- THE REQUEST:
Below is a block of records; reproduce all of them exactly and leave out any pictures.

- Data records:
◇ ◇ ◇ ◇ ◇

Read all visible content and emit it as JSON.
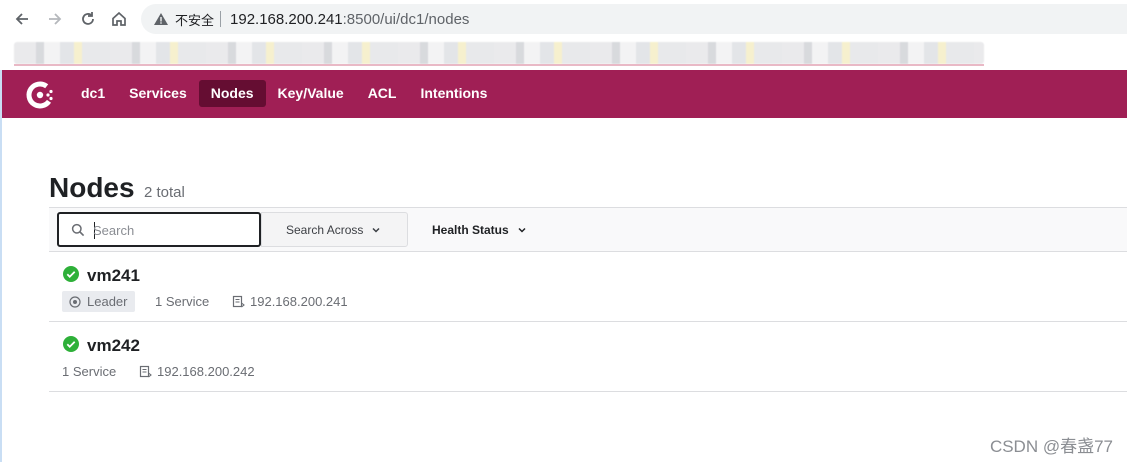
{
  "browser": {
    "insecure_label": "不安全",
    "url_host": "192.168.200.241",
    "url_rest": ":8500/ui/dc1/nodes"
  },
  "app": {
    "brand_color": "#a01f55",
    "active_nav_color": "#650d32",
    "nav": [
      {
        "label": "dc1",
        "active": false
      },
      {
        "label": "Services",
        "active": false
      },
      {
        "label": "Nodes",
        "active": true
      },
      {
        "label": "Key/Value",
        "active": false
      },
      {
        "label": "ACL",
        "active": false
      },
      {
        "label": "Intentions",
        "active": false
      }
    ]
  },
  "page": {
    "title": "Nodes",
    "count": "2 total"
  },
  "filters": {
    "search_placeholder": "Search",
    "search_across_label": "Search Across",
    "health_status_label": "Health Status"
  },
  "nodes": [
    {
      "name": "vm241",
      "status": "passing",
      "leader_label": "Leader",
      "services": "1 Service",
      "address": "192.168.200.241"
    },
    {
      "name": "vm242",
      "status": "passing",
      "services": "1 Service",
      "address": "192.168.200.242"
    }
  ],
  "watermark": "CSDN @春盏77",
  "status_color": "#2eb039"
}
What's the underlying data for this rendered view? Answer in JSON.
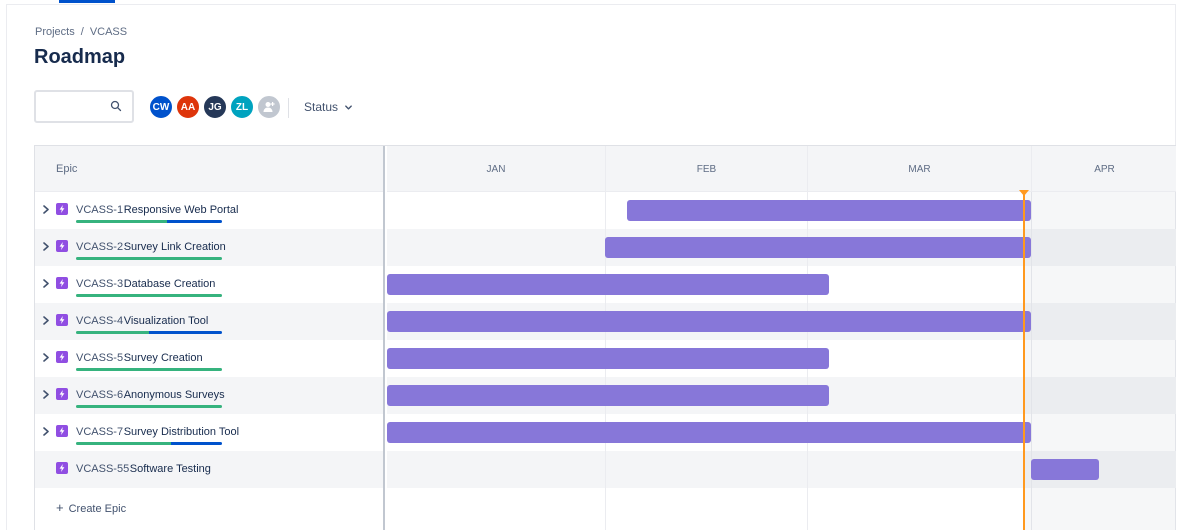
{
  "breadcrumb": {
    "projects": "Projects",
    "separator": "/",
    "project": "VCASS"
  },
  "page_title": "Roadmap",
  "search": {
    "value": "",
    "placeholder": "",
    "icon": "search-icon"
  },
  "avatars": [
    {
      "initials": "CW",
      "color": "#0052cc"
    },
    {
      "initials": "AA",
      "color": "#de350b"
    },
    {
      "initials": "JG",
      "color": "#253858"
    },
    {
      "initials": "ZL",
      "color": "#00a3bf"
    },
    {
      "initials": "",
      "color": "#c1c7d0",
      "icon": "add-person-icon"
    }
  ],
  "status_filter": {
    "label": "Status",
    "icon": "chevron-down-icon"
  },
  "table": {
    "epic_header": "Epic",
    "months": [
      "JAN",
      "FEB",
      "MAR",
      "APR"
    ],
    "create_epic": "Create Epic"
  },
  "epics": [
    {
      "key": "VCASS-1",
      "name": "Responsive Web Portal",
      "expandable": true,
      "progress": {
        "done": 0.62,
        "in_progress": 0.38
      },
      "timeline": {
        "start": "Feb 4",
        "end": "Apr 1"
      }
    },
    {
      "key": "VCASS-2",
      "name": "Survey Link Creation",
      "expandable": true,
      "progress": {
        "done": 1.0,
        "in_progress": 0.0
      },
      "timeline": {
        "start": "Feb 1",
        "end": "Apr 1"
      }
    },
    {
      "key": "VCASS-3",
      "name": "Database Creation",
      "expandable": true,
      "progress": {
        "done": 1.0,
        "in_progress": 0.0
      },
      "timeline": {
        "start": "Jan 1",
        "end": "Mar 4"
      }
    },
    {
      "key": "VCASS-4",
      "name": "Visualization Tool",
      "expandable": true,
      "progress": {
        "done": 0.5,
        "in_progress": 0.5
      },
      "timeline": {
        "start": "Jan 1",
        "end": "Apr 1"
      }
    },
    {
      "key": "VCASS-5",
      "name": "Survey Creation",
      "expandable": true,
      "progress": {
        "done": 1.0,
        "in_progress": 0.0
      },
      "timeline": {
        "start": "Jan 1",
        "end": "Mar 4"
      }
    },
    {
      "key": "VCASS-6",
      "name": "Anonymous Surveys",
      "expandable": true,
      "progress": {
        "done": 1.0,
        "in_progress": 0.0
      },
      "timeline": {
        "start": "Jan 1",
        "end": "Mar 4"
      }
    },
    {
      "key": "VCASS-7",
      "name": "Survey Distribution Tool",
      "expandable": true,
      "progress": {
        "done": 0.65,
        "in_progress": 0.35
      },
      "timeline": {
        "start": "Jan 1",
        "end": "Apr 1"
      }
    },
    {
      "key": "VCASS-55",
      "name": "Software Testing",
      "expandable": false,
      "progress": null,
      "timeline": {
        "start": "Apr 1",
        "end": "Apr 15"
      }
    }
  ],
  "today": "Mar 31",
  "colors": {
    "bar": "#8777d9",
    "today": "#ff991f",
    "done": "#36b37e",
    "in_progress": "#0052cc",
    "epic_icon": "#904ee2"
  }
}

◇ ◇ ◇ ◇ ◇

- FULL ANSWER:
Read all visible content and emit it as JSON.
{
  "browser": {
    "insecure_label": "不安全",
    "url_host": "192.168.200.241",
    "url_rest": ":8500/ui/dc1/nodes"
  },
  "app": {
    "brand_color": "#a01f55",
    "active_nav_color": "#650d32",
    "nav": [
      {
        "label": "dc1",
        "active": false
      },
      {
        "label": "Services",
        "active": false
      },
      {
        "label": "Nodes",
        "active": true
      },
      {
        "label": "Key/Value",
        "active": false
      },
      {
        "label": "ACL",
        "active": false
      },
      {
        "label": "Intentions",
        "active": false
      }
    ]
  },
  "page": {
    "title": "Nodes",
    "count": "2 total"
  },
  "filters": {
    "search_placeholder": "Search",
    "search_across_label": "Search Across",
    "health_status_label": "Health Status"
  },
  "nodes": [
    {
      "name": "vm241",
      "status": "passing",
      "leader_label": "Leader",
      "services": "1 Service",
      "address": "192.168.200.241"
    },
    {
      "name": "vm242",
      "status": "passing",
      "services": "1 Service",
      "address": "192.168.200.242"
    }
  ],
  "watermark": "CSDN @春盏77",
  "status_color": "#2eb039"
}
What's the underlying data for this rendered view? Answer in JSON.
{
  "breadcrumb": {
    "projects": "Projects",
    "separator": "/",
    "project": "VCASS"
  },
  "page_title": "Roadmap",
  "search": {
    "value": "",
    "placeholder": "",
    "icon": "search-icon"
  },
  "avatars": [
    {
      "initials": "CW",
      "color": "#0052cc"
    },
    {
      "initials": "AA",
      "color": "#de350b"
    },
    {
      "initials": "JG",
      "color": "#253858"
    },
    {
      "initials": "ZL",
      "color": "#00a3bf"
    },
    {
      "initials": "",
      "color": "#c1c7d0",
      "icon": "add-person-icon"
    }
  ],
  "status_filter": {
    "label": "Status",
    "icon": "chevron-down-icon"
  },
  "table": {
    "epic_header": "Epic",
    "months": [
      "JAN",
      "FEB",
      "MAR",
      "APR"
    ],
    "create_epic": "Create Epic"
  },
  "epics": [
    {
      "key": "VCASS-1",
      "name": "Responsive Web Portal",
      "expandable": true,
      "progress": {
        "done": 0.62,
        "in_progress": 0.38
      },
      "timeline": {
        "start": "Feb 4",
        "end": "Apr 1"
      }
    },
    {
      "key": "VCASS-2",
      "name": "Survey Link Creation",
      "expandable": true,
      "progress": {
        "done": 1.0,
        "in_progress": 0.0
      },
      "timeline": {
        "start": "Feb 1",
        "end": "Apr 1"
      }
    },
    {
      "key": "VCASS-3",
      "name": "Database Creation",
      "expandable": true,
      "progress": {
        "done": 1.0,
        "in_progress": 0.0
      },
      "timeline": {
        "start": "Jan 1",
        "end": "Mar 4"
      }
    },
    {
      "key": "VCASS-4",
      "name": "Visualization Tool",
      "expandable": true,
      "progress": {
        "done": 0.5,
        "in_progress": 0.5
      },
      "timeline": {
        "start": "Jan 1",
        "end": "Apr 1"
      }
    },
    {
      "key": "VCASS-5",
      "name": "Survey Creation",
      "expandable": true,
      "progress": {
        "done": 1.0,
        "in_progress": 0.0
      },
      "timeline": {
        "start": "Jan 1",
        "end": "Mar 4"
      }
    },
    {
      "key": "VCASS-6",
      "name": "Anonymous Surveys",
      "expandable": true,
      "progress": {
        "done": 1.0,
        "in_progress": 0.0
      },
      "timeline": {
        "start": "Jan 1",
        "end": "Mar 4"
      }
    },
    {
      "key": "VCASS-7",
      "name": "Survey Distribution Tool",
      "expandable": true,
      "progress": {
        "done": 0.65,
        "in_progress": 0.35
      },
      "timeline": {
        "start": "Jan 1",
        "end": "Apr 1"
      }
    },
    {
      "key": "VCASS-55",
      "name": "Software Testing",
      "expandable": false,
      "progress": null,
      "timeline": {
        "start": "Apr 1",
        "end": "Apr 15"
      }
    }
  ],
  "today": "Mar 31",
  "colors": {
    "bar": "#8777d9",
    "today": "#ff991f",
    "done": "#36b37e",
    "in_progress": "#0052cc",
    "epic_icon": "#904ee2"
  }
}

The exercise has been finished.